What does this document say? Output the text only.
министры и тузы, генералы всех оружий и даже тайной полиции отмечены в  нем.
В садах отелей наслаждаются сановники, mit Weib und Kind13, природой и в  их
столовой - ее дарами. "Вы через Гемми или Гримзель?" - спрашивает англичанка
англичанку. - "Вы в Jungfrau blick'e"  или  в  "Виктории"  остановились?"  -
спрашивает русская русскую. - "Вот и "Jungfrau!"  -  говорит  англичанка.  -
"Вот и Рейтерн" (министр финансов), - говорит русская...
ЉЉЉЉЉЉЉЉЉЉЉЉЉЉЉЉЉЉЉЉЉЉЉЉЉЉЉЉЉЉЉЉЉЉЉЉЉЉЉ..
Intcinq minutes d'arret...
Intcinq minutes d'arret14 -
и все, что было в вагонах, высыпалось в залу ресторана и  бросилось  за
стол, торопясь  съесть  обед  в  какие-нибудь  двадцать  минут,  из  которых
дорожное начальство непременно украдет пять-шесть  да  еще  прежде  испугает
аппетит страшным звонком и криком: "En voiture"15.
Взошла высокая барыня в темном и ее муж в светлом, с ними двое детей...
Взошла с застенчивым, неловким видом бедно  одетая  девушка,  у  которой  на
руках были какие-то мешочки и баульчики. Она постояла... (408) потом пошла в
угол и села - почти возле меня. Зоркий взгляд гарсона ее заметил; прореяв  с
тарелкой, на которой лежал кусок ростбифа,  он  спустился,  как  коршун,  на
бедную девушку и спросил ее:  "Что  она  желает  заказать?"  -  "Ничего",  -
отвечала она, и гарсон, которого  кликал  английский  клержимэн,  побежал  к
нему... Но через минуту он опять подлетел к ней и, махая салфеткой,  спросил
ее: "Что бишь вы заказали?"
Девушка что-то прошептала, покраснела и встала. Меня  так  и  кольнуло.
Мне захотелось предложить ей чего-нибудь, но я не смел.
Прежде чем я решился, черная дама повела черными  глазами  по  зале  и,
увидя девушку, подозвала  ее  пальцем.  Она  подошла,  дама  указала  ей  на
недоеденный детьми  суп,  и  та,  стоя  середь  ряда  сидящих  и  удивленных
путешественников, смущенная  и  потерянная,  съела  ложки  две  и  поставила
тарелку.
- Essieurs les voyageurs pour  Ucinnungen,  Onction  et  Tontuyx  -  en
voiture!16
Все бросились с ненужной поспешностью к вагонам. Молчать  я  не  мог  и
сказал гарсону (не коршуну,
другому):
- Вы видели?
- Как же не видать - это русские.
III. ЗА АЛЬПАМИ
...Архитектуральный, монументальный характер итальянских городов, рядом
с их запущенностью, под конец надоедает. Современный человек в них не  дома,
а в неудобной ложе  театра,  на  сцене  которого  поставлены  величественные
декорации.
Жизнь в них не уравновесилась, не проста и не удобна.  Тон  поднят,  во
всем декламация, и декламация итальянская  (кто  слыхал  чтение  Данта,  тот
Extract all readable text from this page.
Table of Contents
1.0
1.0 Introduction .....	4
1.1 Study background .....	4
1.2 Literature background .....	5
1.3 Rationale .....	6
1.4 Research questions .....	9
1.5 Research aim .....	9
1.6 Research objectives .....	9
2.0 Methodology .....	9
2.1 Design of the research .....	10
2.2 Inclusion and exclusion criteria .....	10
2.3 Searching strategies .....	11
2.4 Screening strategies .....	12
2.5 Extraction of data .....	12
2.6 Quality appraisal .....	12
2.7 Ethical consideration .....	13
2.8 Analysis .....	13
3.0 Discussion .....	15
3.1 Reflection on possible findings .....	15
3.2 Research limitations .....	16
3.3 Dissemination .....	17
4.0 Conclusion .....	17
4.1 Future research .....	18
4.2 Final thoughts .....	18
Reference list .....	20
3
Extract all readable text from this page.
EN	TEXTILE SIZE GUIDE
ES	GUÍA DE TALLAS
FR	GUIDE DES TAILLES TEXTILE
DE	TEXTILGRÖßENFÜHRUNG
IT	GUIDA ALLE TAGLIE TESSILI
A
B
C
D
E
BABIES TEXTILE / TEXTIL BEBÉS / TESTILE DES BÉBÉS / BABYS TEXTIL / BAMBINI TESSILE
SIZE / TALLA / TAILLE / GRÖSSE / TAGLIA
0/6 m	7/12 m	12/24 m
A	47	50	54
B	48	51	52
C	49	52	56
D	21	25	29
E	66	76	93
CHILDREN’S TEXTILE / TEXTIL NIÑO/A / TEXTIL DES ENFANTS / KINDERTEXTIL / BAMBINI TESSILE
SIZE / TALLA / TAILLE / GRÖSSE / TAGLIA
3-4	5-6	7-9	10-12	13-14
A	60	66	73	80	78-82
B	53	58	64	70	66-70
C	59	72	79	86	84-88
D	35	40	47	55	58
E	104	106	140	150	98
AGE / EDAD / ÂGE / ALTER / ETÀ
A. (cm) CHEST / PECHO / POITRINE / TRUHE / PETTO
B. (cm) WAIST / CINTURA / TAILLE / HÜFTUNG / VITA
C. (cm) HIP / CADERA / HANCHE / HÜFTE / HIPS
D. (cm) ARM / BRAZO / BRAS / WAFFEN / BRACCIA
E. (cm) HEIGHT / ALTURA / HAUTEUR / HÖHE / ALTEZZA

EXERCISE GOAL:
The listing above should be transcribed in full, exactly as written.

REPLY:
What does this document say? Output the text only.
министры и тузы, генералы всех оружий и даже тайной полиции отмечены в  нем.
В садах отелей наслаждаются сановники, mit Weib und Kind13, природой и в  их
столовой - ее дарами. "Вы через Гемми или Гримзель?" - спрашивает англичанка
англичанку. - "Вы в Jungfrau blick'e"  или  в  "Виктории"  остановились?"  -
спрашивает русская русскую. - "Вот и "Jungfrau!"  -  говорит  англичанка.  -
"Вот и Рейтерн" (министр финансов), - говорит русская...
ЉЉЉЉЉЉЉЉЉЉЉЉЉЉЉЉЉЉЉЉЉЉЉЉЉЉЉЉЉЉЉЉЉЉЉЉЉЉЉ..
Intcinq minutes d'arret...
Intcinq minutes d'arret14 -
и все, что было в вагонах, высыпалось в залу ресторана и  бросилось  за
стол, торопясь  съесть  обед  в  какие-нибудь  двадцать  минут,  из  которых
дорожное начальство непременно украдет пять-шесть  да  еще  прежде  испугает
аппетит страшным звонком и криком: "En voiture"15.
Взошла высокая барыня в темном и ее муж в светлом, с ними двое детей...
Взошла с застенчивым, неловким видом бедно  одетая  девушка,  у  которой  на
руках были какие-то мешочки и баульчики. Она постояла... (408) потом пошла в
угол и села - почти возле меня. Зоркий взгляд гарсона ее заметил; прореяв  с
тарелкой, на которой лежал кусок ростбифа,  он  спустился,  как  коршун,  на
бедную девушку и спросил ее:  "Что  она  желает  заказать?"  -  "Ничего",  -
отвечала она, и гарсон, которого  кликал  английский  клержимэн,  побежал  к
нему... Но через минуту он опять подлетел к ней и, махая салфеткой,  спросил
ее: "Что бишь вы заказали?"
Девушка что-то прошептала, покраснела и встала. Меня  так  и  кольнуло.
Мне захотелось предложить ей чего-нибудь, но я не смел.
Прежде чем я решился, черная дама повела черными  глазами  по  зале  и,
увидя девушку, подозвала  ее  пальцем.  Она  подошла,  дама  указала  ей  на
недоеденный детьми  суп,  и  та,  стоя  середь  ряда  сидящих  и  удивленных
путешественников, смущенная  и  потерянная,  съела  ложки  две  и  поставила
тарелку.
- Essieurs les voyageurs pour  Ucinnungen,  Onction  et  Tontuyx  -  en
voiture!16
Все бросились с ненужной поспешностью к вагонам. Молчать  я  не  мог  и
сказал гарсону (не коршуну,
другому):
- Вы видели?
- Как же не видать - это русские.
III. ЗА АЛЬПАМИ
...Архитектуральный, монументальный характер итальянских городов, рядом
с их запущенностью, под конец надоедает. Современный человек в них не  дома,
а в неудобной ложе  театра,  на  сцене  которого  поставлены  величественные
декорации.
Жизнь в них не уравновесилась, не проста и не удобна.  Тон  поднят,  во
всем декламация, и декламация итальянская  (кто  слыхал  чтение  Данта,  тот
Extract all readable text from this page.
Table of Contents
1.0
1.0 Introduction .....	4
1.1 Study background .....	4
1.2 Literature background .....	5
1.3 Rationale .....	6
1.4 Research questions .....	9
1.5 Research aim .....	9
1.6 Research objectives .....	9
2.0 Methodology .....	9
2.1 Design of the research .....	10
2.2 Inclusion and exclusion criteria .....	10
2.3 Searching strategies .....	11
2.4 Screening strategies .....	12
2.5 Extraction of data .....	12
2.6 Quality appraisal .....	12
2.7 Ethical consideration .....	13
2.8 Analysis .....	13
3.0 Discussion .....	15
3.1 Reflection on possible findings .....	15
3.2 Research limitations .....	16
3.3 Dissemination .....	17
4.0 Conclusion .....	17
4.1 Future research .....	18
4.2 Final thoughts .....	18
Reference list .....	20
3
Extract all readable text from this page.
EN	TEXTILE SIZE GUIDE
ES	GUÍA DE TALLAS
FR	GUIDE DES TAILLES TEXTILE
DE	TEXTILGRÖßENFÜHRUNG
IT	GUIDA ALLE TAGLIE TESSILI
A
B
C
D
E
BABIES TEXTILE / TEXTIL BEBÉS / TESTILE DES BÉBÉS / BABYS TEXTIL / BAMBINI TESSILE
SIZE / TALLA / TAILLE / GRÖSSE / TAGLIA
0/6 m	7/12 m	12/24 m
A	47	50	54
B	48	51	52
C	49	52	56
D	21	25	29
E	66	76	93
CHILDREN’S TEXTILE / TEXTIL NIÑO/A / TEXTIL DES ENFANTS / KINDERTEXTIL / BAMBINI TESSILE
SIZE / TALLA / TAILLE / GRÖSSE / TAGLIA
3-4	5-6	7-9	10-12	13-14
A	60	66	73	80	78-82
B	53	58	64	70	66-70
C	59	72	79	86	84-88
D	35	40	47	55	58
E	104	106	140	150	98
AGE / EDAD / ÂGE / ALTER / ETÀ
A. (cm) CHEST / PECHO / POITRINE / TRUHE / PETTO
B. (cm) WAIST / CINTURA / TAILLE / HÜFTUNG / VITA
C. (cm) HIP / CADERA / HANCHE / HÜFTE / HIPS
D. (cm) ARM / BRAZO / BRAS / WAFFEN / BRACCIA
E. (cm) HEIGHT / ALTURA / HAUTEUR / HÖHE / ALTEZZA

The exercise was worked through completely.